RECORDS TO USE
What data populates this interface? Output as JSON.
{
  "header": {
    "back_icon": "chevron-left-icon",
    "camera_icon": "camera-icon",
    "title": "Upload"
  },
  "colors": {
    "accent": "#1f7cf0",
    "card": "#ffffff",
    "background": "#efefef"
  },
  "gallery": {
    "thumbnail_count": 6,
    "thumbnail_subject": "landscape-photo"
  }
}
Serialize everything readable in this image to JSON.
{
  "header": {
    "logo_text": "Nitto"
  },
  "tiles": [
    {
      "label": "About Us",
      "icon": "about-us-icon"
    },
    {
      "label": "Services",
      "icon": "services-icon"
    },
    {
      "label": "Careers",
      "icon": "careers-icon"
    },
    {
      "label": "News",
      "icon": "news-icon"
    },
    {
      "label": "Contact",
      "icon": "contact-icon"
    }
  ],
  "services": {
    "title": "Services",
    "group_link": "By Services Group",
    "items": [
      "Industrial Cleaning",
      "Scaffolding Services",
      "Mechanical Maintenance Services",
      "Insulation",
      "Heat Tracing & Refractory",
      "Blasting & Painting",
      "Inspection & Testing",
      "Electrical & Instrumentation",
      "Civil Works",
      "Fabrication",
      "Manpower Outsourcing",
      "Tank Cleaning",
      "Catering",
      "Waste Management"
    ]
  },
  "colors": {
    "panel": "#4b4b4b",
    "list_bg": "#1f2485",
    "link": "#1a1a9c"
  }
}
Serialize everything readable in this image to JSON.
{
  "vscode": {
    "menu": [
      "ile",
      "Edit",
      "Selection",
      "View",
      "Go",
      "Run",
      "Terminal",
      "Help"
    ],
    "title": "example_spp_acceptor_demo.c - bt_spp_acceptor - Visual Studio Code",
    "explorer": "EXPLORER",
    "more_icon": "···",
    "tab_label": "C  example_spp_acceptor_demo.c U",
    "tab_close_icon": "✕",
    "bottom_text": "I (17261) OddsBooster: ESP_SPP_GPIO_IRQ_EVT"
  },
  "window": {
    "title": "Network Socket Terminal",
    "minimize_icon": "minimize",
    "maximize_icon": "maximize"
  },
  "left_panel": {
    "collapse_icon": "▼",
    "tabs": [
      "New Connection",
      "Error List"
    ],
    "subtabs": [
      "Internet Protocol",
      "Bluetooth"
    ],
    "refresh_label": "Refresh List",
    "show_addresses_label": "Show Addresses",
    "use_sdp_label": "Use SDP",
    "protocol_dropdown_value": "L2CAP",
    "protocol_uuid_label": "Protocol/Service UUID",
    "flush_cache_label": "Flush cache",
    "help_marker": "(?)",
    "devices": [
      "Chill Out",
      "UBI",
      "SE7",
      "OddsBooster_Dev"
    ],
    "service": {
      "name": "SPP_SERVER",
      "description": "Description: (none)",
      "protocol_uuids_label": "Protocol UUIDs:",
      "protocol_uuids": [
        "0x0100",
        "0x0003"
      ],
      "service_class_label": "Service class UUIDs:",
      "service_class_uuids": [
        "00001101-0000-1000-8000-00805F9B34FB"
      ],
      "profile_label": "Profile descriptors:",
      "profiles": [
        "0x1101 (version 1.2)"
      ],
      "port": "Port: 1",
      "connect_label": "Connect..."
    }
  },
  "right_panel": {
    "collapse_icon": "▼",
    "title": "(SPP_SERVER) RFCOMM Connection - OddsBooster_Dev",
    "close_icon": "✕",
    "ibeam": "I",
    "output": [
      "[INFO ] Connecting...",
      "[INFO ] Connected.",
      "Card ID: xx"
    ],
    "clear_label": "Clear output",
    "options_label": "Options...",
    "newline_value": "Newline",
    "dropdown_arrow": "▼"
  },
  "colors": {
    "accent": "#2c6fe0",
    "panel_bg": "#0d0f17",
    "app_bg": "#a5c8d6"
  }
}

TASK DESCRIPTION
Show every line above in which the word "Terminal" occurs.

ANSWER TO THE TASK
      "Terminal",
    "title": "Network Socket Terminal",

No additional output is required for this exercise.